> _Problem to solve_: Write out all of the lines below, exactly and completely.
───── Extracted material
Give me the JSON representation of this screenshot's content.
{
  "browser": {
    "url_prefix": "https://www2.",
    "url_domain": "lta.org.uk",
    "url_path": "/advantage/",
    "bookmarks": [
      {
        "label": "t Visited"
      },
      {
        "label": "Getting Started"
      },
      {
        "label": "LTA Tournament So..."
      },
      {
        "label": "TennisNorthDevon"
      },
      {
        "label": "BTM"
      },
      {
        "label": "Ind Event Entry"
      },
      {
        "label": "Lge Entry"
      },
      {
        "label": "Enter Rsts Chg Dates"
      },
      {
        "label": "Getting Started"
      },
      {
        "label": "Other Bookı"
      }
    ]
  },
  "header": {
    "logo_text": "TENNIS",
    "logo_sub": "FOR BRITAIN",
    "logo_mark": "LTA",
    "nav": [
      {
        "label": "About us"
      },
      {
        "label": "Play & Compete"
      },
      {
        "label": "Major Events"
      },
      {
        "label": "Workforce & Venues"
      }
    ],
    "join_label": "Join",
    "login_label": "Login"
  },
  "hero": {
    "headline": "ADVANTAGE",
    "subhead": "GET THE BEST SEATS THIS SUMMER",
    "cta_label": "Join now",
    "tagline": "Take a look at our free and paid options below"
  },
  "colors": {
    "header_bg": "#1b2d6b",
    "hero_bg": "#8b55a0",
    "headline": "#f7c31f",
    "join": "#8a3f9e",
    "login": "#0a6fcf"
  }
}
──────────
> _Written solution_:
Give me the JSON representation of this screenshot's content.
{
  "browser": {
    "url_prefix": "https://www2.",
    "url_domain": "lta.org.uk",
    "url_path": "/advantage/",
    "bookmarks": [
      {
        "label": "t Visited"
      },
      {
        "label": "Getting Started"
      },
      {
        "label": "LTA Tournament So..."
      },
      {
        "label": "TennisNorthDevon"
      },
      {
        "label": "BTM"
      },
      {
        "label": "Ind Event Entry"
      },
      {
        "label": "Lge Entry"
      },
      {
        "label": "Enter Rsts Chg Dates"
      },
      {
        "label": "Getting Started"
      },
      {
        "label": "Other Bookı"
      }
    ]
  },
  "header": {
    "logo_text": "TENNIS",
    "logo_sub": "FOR BRITAIN",
    "logo_mark": "LTA",
    "nav": [
      {
        "label": "About us"
      },
      {
        "label": "Play & Compete"
      },
      {
        "label": "Major Events"
      },
      {
        "label": "Workforce & Venues"
      }
    ],
    "join_label": "Join",
    "login_label": "Login"
  },
  "hero": {
    "headline": "ADVANTAGE",
    "subhead": "GET THE BEST SEATS THIS SUMMER",
    "cta_label": "Join now",
    "tagline": "Take a look at our free and paid options below"
  },
  "colors": {
    "header_bg": "#1b2d6b",
    "hero_bg": "#8b55a0",
    "headline": "#f7c31f",
    "join": "#8a3f9e",
    "login": "#0a6fcf"
  }
}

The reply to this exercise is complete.